> **Given request**: Don't copy the pictures; return every other part of the records exactly.

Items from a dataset
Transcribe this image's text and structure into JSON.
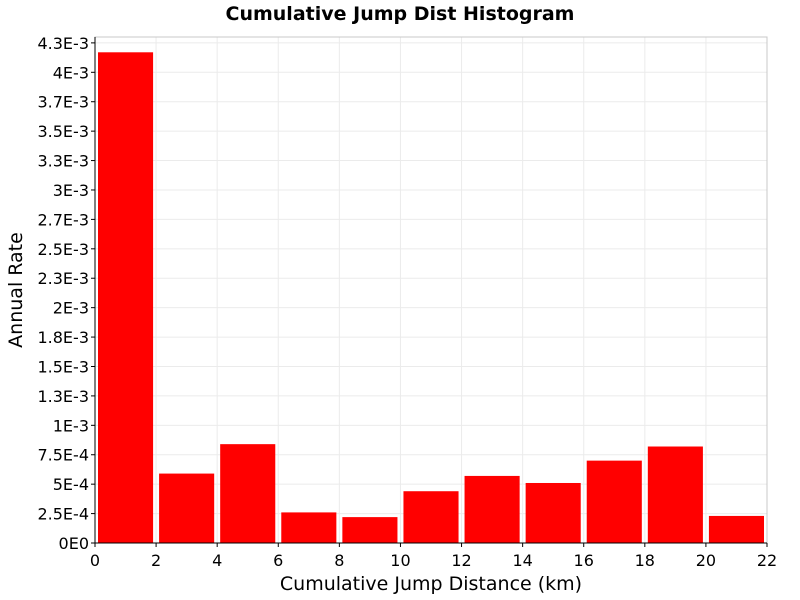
{
  "chart_data": {
    "type": "bar",
    "title": "Cumulative Jump Dist Histogram",
    "xlabel": "Cumulative Jump Distance (km)",
    "ylabel": "Annual Rate",
    "bar_color": "#ff0000",
    "grid": true,
    "xlim": [
      0,
      22
    ],
    "ylim": [
      0,
      0.0043
    ],
    "x_ticks": [
      {
        "value": 0,
        "label": "0"
      },
      {
        "value": 2,
        "label": "2"
      },
      {
        "value": 4,
        "label": "4"
      },
      {
        "value": 6,
        "label": "6"
      },
      {
        "value": 8,
        "label": "8"
      },
      {
        "value": 10,
        "label": "10"
      },
      {
        "value": 12,
        "label": "12"
      },
      {
        "value": 14,
        "label": "14"
      },
      {
        "value": 16,
        "label": "16"
      },
      {
        "value": 18,
        "label": "18"
      },
      {
        "value": 20,
        "label": "20"
      },
      {
        "value": 22,
        "label": "22"
      }
    ],
    "y_ticks": [
      {
        "value": 0,
        "label": "0E0"
      },
      {
        "value": 0.00025,
        "label": "2.5E-4"
      },
      {
        "value": 0.0005,
        "label": "5E-4"
      },
      {
        "value": 0.00075,
        "label": "7.5E-4"
      },
      {
        "value": 0.001,
        "label": "1E-3"
      },
      {
        "value": 0.00125,
        "label": "1.3E-3"
      },
      {
        "value": 0.0015,
        "label": "1.5E-3"
      },
      {
        "value": 0.00175,
        "label": "1.8E-3"
      },
      {
        "value": 0.002,
        "label": "2E-3"
      },
      {
        "value": 0.00225,
        "label": "2.3E-3"
      },
      {
        "value": 0.0025,
        "label": "2.5E-3"
      },
      {
        "value": 0.00275,
        "label": "2.7E-3"
      },
      {
        "value": 0.003,
        "label": "3E-3"
      },
      {
        "value": 0.00325,
        "label": "3.3E-3"
      },
      {
        "value": 0.0035,
        "label": "3.5E-3"
      },
      {
        "value": 0.00375,
        "label": "3.7E-3"
      },
      {
        "value": 0.004,
        "label": "4E-3"
      },
      {
        "value": 0.00425,
        "label": "4.3E-3"
      }
    ],
    "bins": [
      {
        "x_start": 0,
        "x_end": 2,
        "value": 0.00417
      },
      {
        "x_start": 2,
        "x_end": 4,
        "value": 0.00059
      },
      {
        "x_start": 4,
        "x_end": 6,
        "value": 0.00084
      },
      {
        "x_start": 6,
        "x_end": 8,
        "value": 0.00026
      },
      {
        "x_start": 8,
        "x_end": 10,
        "value": 0.00022
      },
      {
        "x_start": 10,
        "x_end": 12,
        "value": 0.00044
      },
      {
        "x_start": 12,
        "x_end": 14,
        "value": 0.00057
      },
      {
        "x_start": 14,
        "x_end": 16,
        "value": 0.00051
      },
      {
        "x_start": 16,
        "x_end": 18,
        "value": 0.0007
      },
      {
        "x_start": 18,
        "x_end": 20,
        "value": 0.00082
      },
      {
        "x_start": 20,
        "x_end": 22,
        "value": 0.00023
      }
    ]
  }
}
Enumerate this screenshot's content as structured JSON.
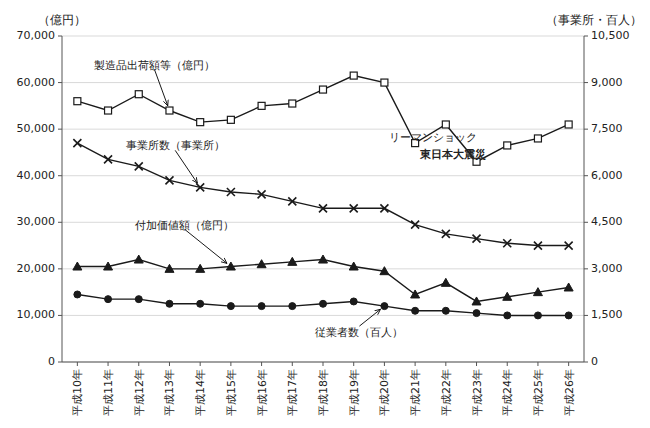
{
  "chart_data": {
    "type": "line",
    "ylabel": "（億円）",
    "y2label": "（事業所・百人）",
    "categories": [
      "平成10年",
      "平成11年",
      "平成12年",
      "平成13年",
      "平成14年",
      "平成15年",
      "平成16年",
      "平成17年",
      "平成18年",
      "平成19年",
      "平成20年",
      "平成21年",
      "平成22年",
      "平成23年",
      "平成24年",
      "平成25年",
      "平成26年"
    ],
    "series": [
      {
        "name": "製造品出荷額等（億円）",
        "color": "#1a1a1a",
        "marker": "square",
        "values": [
          56000,
          54000,
          57500,
          54000,
          51500,
          52000,
          55000,
          55500,
          58500,
          61500,
          60000,
          47000,
          51000,
          43000,
          46500,
          48000,
          51000
        ]
      },
      {
        "name": "事業所数（事業所）",
        "color": "#1a1a1a",
        "marker": "x",
        "values": [
          47000,
          43500,
          42000,
          39000,
          37500,
          36500,
          36000,
          34500,
          33000,
          33000,
          33000,
          29500,
          27500,
          26500,
          25500,
          25000,
          25000
        ]
      },
      {
        "name": "付加価値額（億円）",
        "color": "#1a1a1a",
        "marker": "triangle",
        "values": [
          20500,
          20500,
          22000,
          20000,
          20000,
          20500,
          21000,
          21500,
          22000,
          20500,
          19500,
          14500,
          17000,
          13000,
          14000,
          15000,
          16000
        ]
      },
      {
        "name": "従業者数（百人）",
        "color": "#1a1a1a",
        "marker": "circle",
        "values": [
          14500,
          13500,
          13500,
          12500,
          12500,
          12000,
          12000,
          12000,
          12500,
          13000,
          12000,
          11000,
          11000,
          10500,
          10000,
          10000,
          10000
        ]
      }
    ],
    "ylim": [
      0,
      70000
    ],
    "yticks": [
      0,
      {
        "value": 10000,
        "label": "10,000"
      },
      {
        "value": 20000,
        "label": "20,000"
      },
      {
        "value": 30000,
        "label": "30,000"
      },
      {
        "value": 40000,
        "label": "40,000"
      },
      {
        "value": 50000,
        "label": "50,000"
      },
      {
        "value": 60000,
        "label": "60,000"
      },
      {
        "value": 70000,
        "label": "70,000"
      }
    ],
    "y2lim": [
      0,
      10500
    ],
    "y2ticks": [
      0,
      {
        "value": 1500,
        "label": "1,500"
      },
      {
        "value": 3000,
        "label": "3,000"
      },
      {
        "value": 4500,
        "label": "4,500"
      },
      {
        "value": 6000,
        "label": "6,000"
      },
      {
        "value": 7500,
        "label": "7,500"
      },
      {
        "value": 9000,
        "label": "9,000"
      },
      {
        "value": 10500,
        "label": "10,500"
      }
    ],
    "grid": true,
    "annotations": [
      {
        "text": "リーマンショック",
        "x": "平成20年",
        "y": 48000
      },
      {
        "text": "東日本大震災",
        "x": "平成21年",
        "y": 44500
      }
    ]
  }
}
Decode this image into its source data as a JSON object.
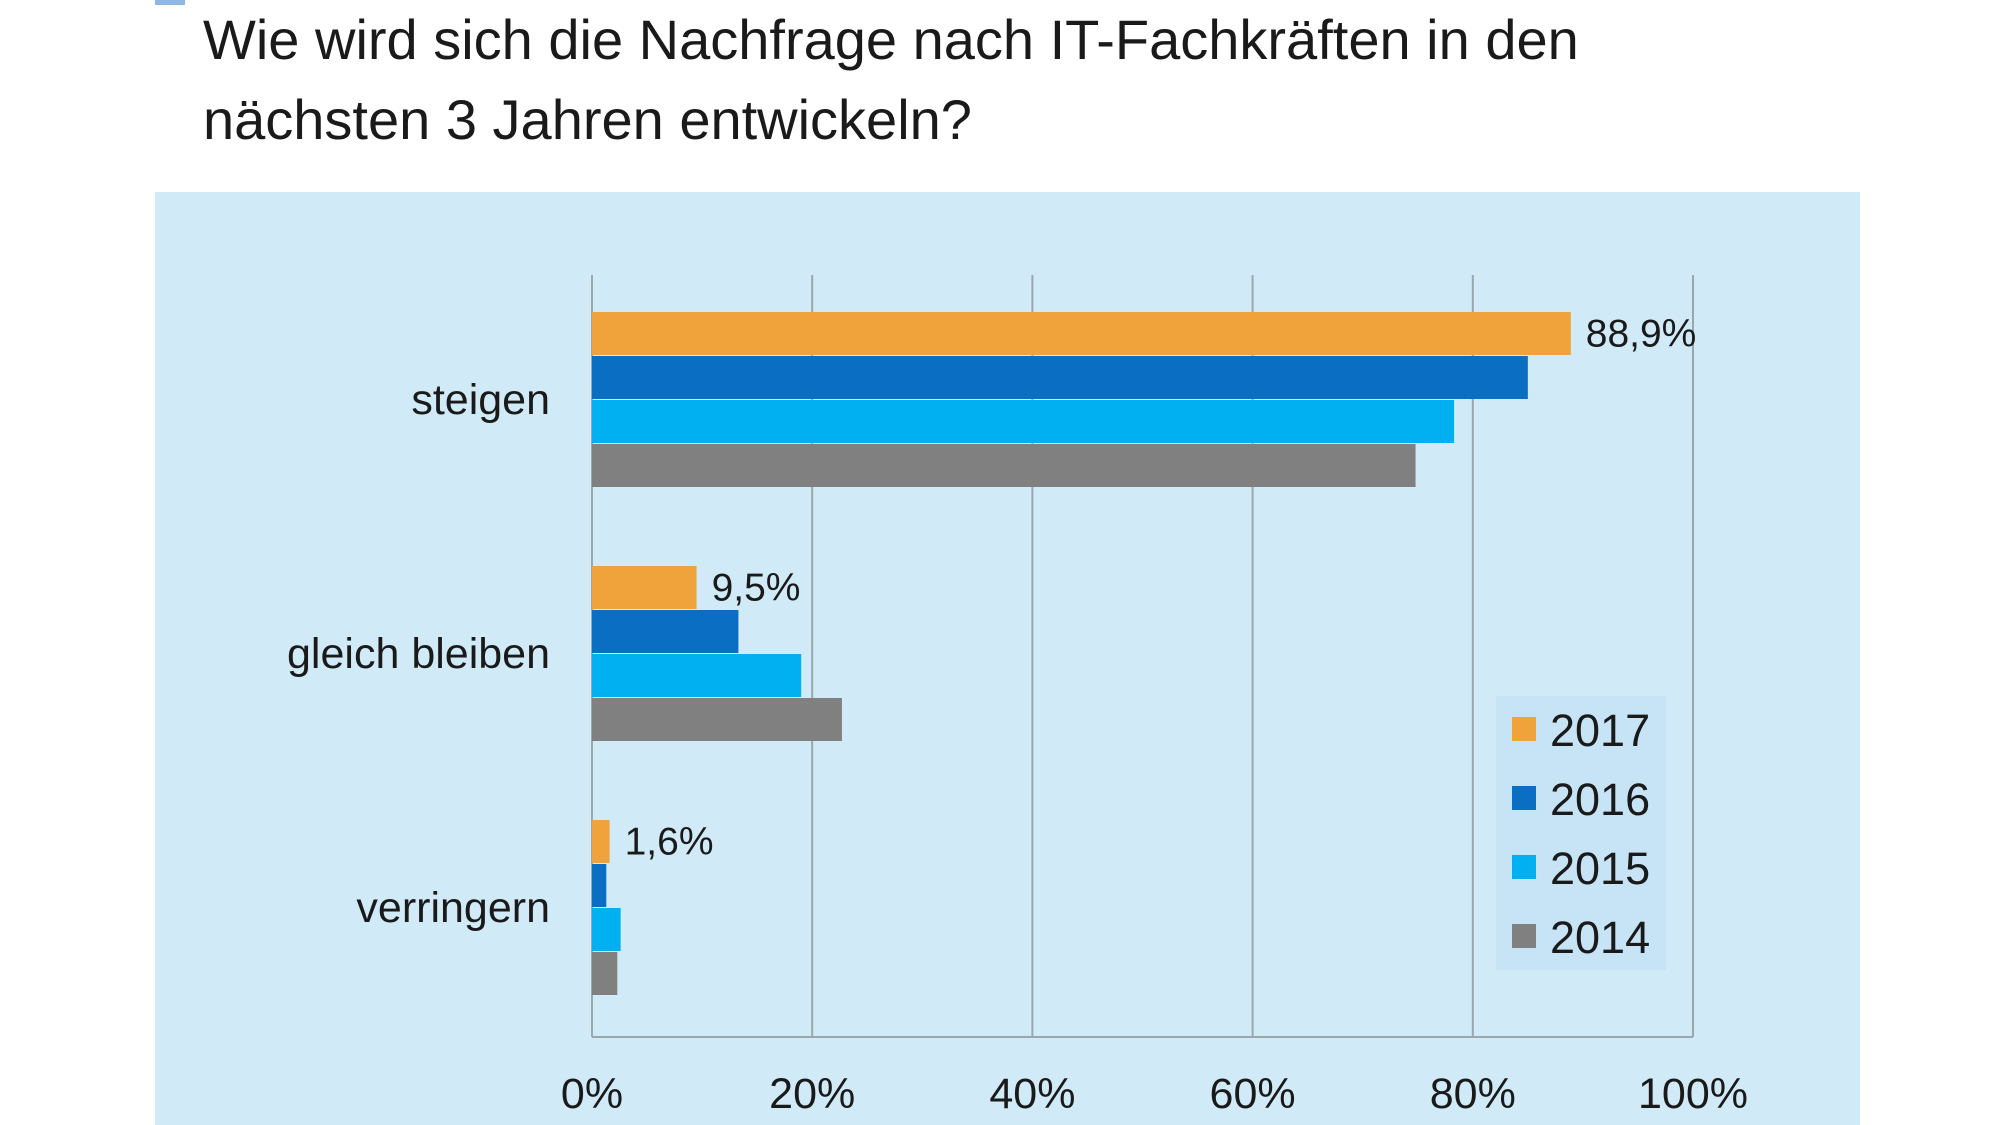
{
  "title_lines": [
    "Wie wird sich die Nachfrage nach IT-Fachkräften in den",
    "nächsten 3 Jahren entwickeln?"
  ],
  "chart_data": {
    "type": "bar",
    "orientation": "horizontal",
    "categories": [
      "steigen",
      "gleich bleiben",
      "verringern"
    ],
    "series": [
      {
        "name": "2017",
        "color": "#f0a33a",
        "values": [
          88.9,
          9.5,
          1.6
        ],
        "labels": [
          "88,9%",
          "9,5%",
          "1,6%"
        ]
      },
      {
        "name": "2016",
        "color": "#0a6fc2",
        "values": [
          85.0,
          13.3,
          1.3
        ],
        "labels": [
          "",
          "",
          ""
        ]
      },
      {
        "name": "2015",
        "color": "#00b0f0",
        "values": [
          78.3,
          19.0,
          2.6
        ],
        "labels": [
          "",
          "",
          ""
        ]
      },
      {
        "name": "2014",
        "color": "#808080",
        "values": [
          74.8,
          22.7,
          2.3
        ],
        "labels": [
          "",
          "",
          ""
        ]
      }
    ],
    "xlim": [
      0,
      100
    ],
    "x_ticks": [
      "0%",
      "20%",
      "40%",
      "60%",
      "80%",
      "100%"
    ],
    "grid": true,
    "legend_position": "bottom-right"
  }
}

> **Correct output**:
Transcribe this image's text and structure into JSON.
{
  "chart_data": {
    "type": "bar",
    "title": "Cumulative Jump Dist Histogram",
    "xlabel": "Cumulative Jump Distance (km)",
    "ylabel": "Annual Rate",
    "bar_color": "#ff0000",
    "grid": true,
    "xlim": [
      0,
      22
    ],
    "ylim": [
      0,
      0.0043
    ],
    "x_ticks": [
      {
        "value": 0,
        "label": "0"
      },
      {
        "value": 2,
        "label": "2"
      },
      {
        "value": 4,
        "label": "4"
      },
      {
        "value": 6,
        "label": "6"
      },
      {
        "value": 8,
        "label": "8"
      },
      {
        "value": 10,
        "label": "10"
      },
      {
        "value": 12,
        "label": "12"
      },
      {
        "value": 14,
        "label": "14"
      },
      {
        "value": 16,
        "label": "16"
      },
      {
        "value": 18,
        "label": "18"
      },
      {
        "value": 20,
        "label": "20"
      },
      {
        "value": 22,
        "label": "22"
      }
    ],
    "y_ticks": [
      {
        "value": 0,
        "label": "0E0"
      },
      {
        "value": 0.00025,
        "label": "2.5E-4"
      },
      {
        "value": 0.0005,
        "label": "5E-4"
      },
      {
        "value": 0.00075,
        "label": "7.5E-4"
      },
      {
        "value": 0.001,
        "label": "1E-3"
      },
      {
        "value": 0.00125,
        "label": "1.3E-3"
      },
      {
        "value": 0.0015,
        "label": "1.5E-3"
      },
      {
        "value": 0.00175,
        "label": "1.8E-3"
      },
      {
        "value": 0.002,
        "label": "2E-3"
      },
      {
        "value": 0.00225,
        "label": "2.3E-3"
      },
      {
        "value": 0.0025,
        "label": "2.5E-3"
      },
      {
        "value": 0.00275,
        "label": "2.7E-3"
      },
      {
        "value": 0.003,
        "label": "3E-3"
      },
      {
        "value": 0.00325,
        "label": "3.3E-3"
      },
      {
        "value": 0.0035,
        "label": "3.5E-3"
      },
      {
        "value": 0.00375,
        "label": "3.7E-3"
      },
      {
        "value": 0.004,
        "label": "4E-3"
      },
      {
        "value": 0.00425,
        "label": "4.3E-3"
      }
    ],
    "bins": [
      {
        "x_start": 0,
        "x_end": 2,
        "value": 0.00417
      },
      {
        "x_start": 2,
        "x_end": 4,
        "value": 0.00059
      },
      {
        "x_start": 4,
        "x_end": 6,
        "value": 0.00084
      },
      {
        "x_start": 6,
        "x_end": 8,
        "value": 0.00026
      },
      {
        "x_start": 8,
        "x_end": 10,
        "value": 0.00022
      },
      {
        "x_start": 10,
        "x_end": 12,
        "value": 0.00044
      },
      {
        "x_start": 12,
        "x_end": 14,
        "value": 0.00057
      },
      {
        "x_start": 14,
        "x_end": 16,
        "value": 0.00051
      },
      {
        "x_start": 16,
        "x_end": 18,
        "value": 0.0007
      },
      {
        "x_start": 18,
        "x_end": 20,
        "value": 0.00082
      },
      {
        "x_start": 20,
        "x_end": 22,
        "value": 0.00023
      }
    ]
  }
}
Enumerate this screenshot's content as structured JSON.
{
  "chart_data": {
    "type": "line",
    "ylabel": "（億円）",
    "y2label": "（事業所・百人）",
    "categories": [
      "平成10年",
      "平成11年",
      "平成12年",
      "平成13年",
      "平成14年",
      "平成15年",
      "平成16年",
      "平成17年",
      "平成18年",
      "平成19年",
      "平成20年",
      "平成21年",
      "平成22年",
      "平成23年",
      "平成24年",
      "平成25年",
      "平成26年"
    ],
    "series": [
      {
        "name": "製造品出荷額等（億円）",
        "color": "#1a1a1a",
        "marker": "square",
        "values": [
          56000,
          54000,
          57500,
          54000,
          51500,
          52000,
          55000,
          55500,
          58500,
          61500,
          60000,
          47000,
          51000,
          43000,
          46500,
          48000,
          51000
        ]
      },
      {
        "name": "事業所数（事業所）",
        "color": "#1a1a1a",
        "marker": "x",
        "values": [
          47000,
          43500,
          42000,
          39000,
          37500,
          36500,
          36000,
          34500,
          33000,
          33000,
          33000,
          29500,
          27500,
          26500,
          25500,
          25000,
          25000
        ]
      },
      {
        "name": "付加価値額（億円）",
        "color": "#1a1a1a",
        "marker": "triangle",
        "values": [
          20500,
          20500,
          22000,
          20000,
          20000,
          20500,
          21000,
          21500,
          22000,
          20500,
          19500,
          14500,
          17000,
          13000,
          14000,
          15000,
          16000
        ]
      },
      {
        "name": "従業者数（百人）",
        "color": "#1a1a1a",
        "marker": "circle",
        "values": [
          14500,
          13500,
          13500,
          12500,
          12500,
          12000,
          12000,
          12000,
          12500,
          13000,
          12000,
          11000,
          11000,
          10500,
          10000,
          10000,
          10000
        ]
      }
    ],
    "ylim": [
      0,
      70000
    ],
    "yticks": [
      0,
      {
        "value": 10000,
        "label": "10,000"
      },
      {
        "value": 20000,
        "label": "20,000"
      },
      {
        "value": 30000,
        "label": "30,000"
      },
      {
        "value": 40000,
        "label": "40,000"
      },
      {
        "value": 50000,
        "label": "50,000"
      },
      {
        "value": 60000,
        "label": "60,000"
      },
      {
        "value": 70000,
        "label": "70,000"
      }
    ],
    "y2lim": [
      0,
      10500
    ],
    "y2ticks": [
      0,
      {
        "value": 1500,
        "label": "1,500"
      },
      {
        "value": 3000,
        "label": "3,000"
      },
      {
        "value": 4500,
        "label": "4,500"
      },
      {
        "value": 6000,
        "label": "6,000"
      },
      {
        "value": 7500,
        "label": "7,500"
      },
      {
        "value": 9000,
        "label": "9,000"
      },
      {
        "value": 10500,
        "label": "10,500"
      }
    ],
    "grid": true,
    "annotations": [
      {
        "text": "リーマンショック",
        "x": "平成20年",
        "y": 48000
      },
      {
        "text": "東日本大震災",
        "x": "平成21年",
        "y": 44500
      }
    ]
  }
}
Decode this image into its source data as a JSON object.
{
  "title_lines": [
    "Wie wird sich die Nachfrage nach IT-Fachkräften in den",
    "nächsten 3 Jahren entwickeln?"
  ],
  "chart_data": {
    "type": "bar",
    "orientation": "horizontal",
    "categories": [
      "steigen",
      "gleich bleiben",
      "verringern"
    ],
    "series": [
      {
        "name": "2017",
        "color": "#f0a33a",
        "values": [
          88.9,
          9.5,
          1.6
        ],
        "labels": [
          "88,9%",
          "9,5%",
          "1,6%"
        ]
      },
      {
        "name": "2016",
        "color": "#0a6fc2",
        "values": [
          85.0,
          13.3,
          1.3
        ],
        "labels": [
          "",
          "",
          ""
        ]
      },
      {
        "name": "2015",
        "color": "#00b0f0",
        "values": [
          78.3,
          19.0,
          2.6
        ],
        "labels": [
          "",
          "",
          ""
        ]
      },
      {
        "name": "2014",
        "color": "#808080",
        "values": [
          74.8,
          22.7,
          2.3
        ],
        "labels": [
          "",
          "",
          ""
        ]
      }
    ],
    "xlim": [
      0,
      100
    ],
    "x_ticks": [
      "0%",
      "20%",
      "40%",
      "60%",
      "80%",
      "100%"
    ],
    "grid": true,
    "legend_position": "bottom-right"
  }
}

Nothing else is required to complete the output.